_What is expected_
State how many lines of the data contain the word "деятельности", and write nothing besides the number.
***
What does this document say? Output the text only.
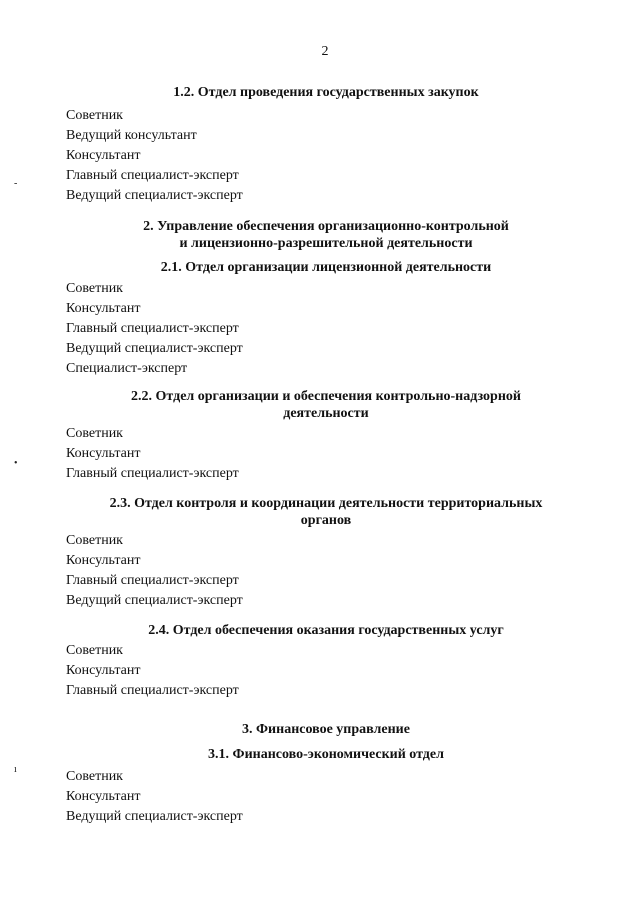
2
-
•
ı
1.2. Отдел проведения государственных закупок

Советник

Ведущий консультант

Консультант

Главный специалист-эксперт

Ведущий специалист-эксперт

2. Управление обеспечения организационно-контрольной
и лицензионно-разрешительной деятельности
2.1. Отдел организации лицензионной деятельности

Советник

Консультант

Главный специалист-эксперт

Ведущий специалист-эксперт

Специалист-эксперт

2.2. Отдел организации и обеспечения контрольно-надзорной
деятельности

Советник

Консультант

Главный специалист-эксперт

2.3. Отдел контроля и координации деятельности территориальных
органов

Советник

Консультант

Главный специалист-эксперт

Ведущий специалист-эксперт

2.4. Отдел обеспечения оказания государственных услуг

Советник

Консультант

Главный специалист-эксперт

3. Финансовое управление
3.1. Финансово-экономический отдел

Советник

Консультант

Ведущий специалист-эксперт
***
_Problem solution_
4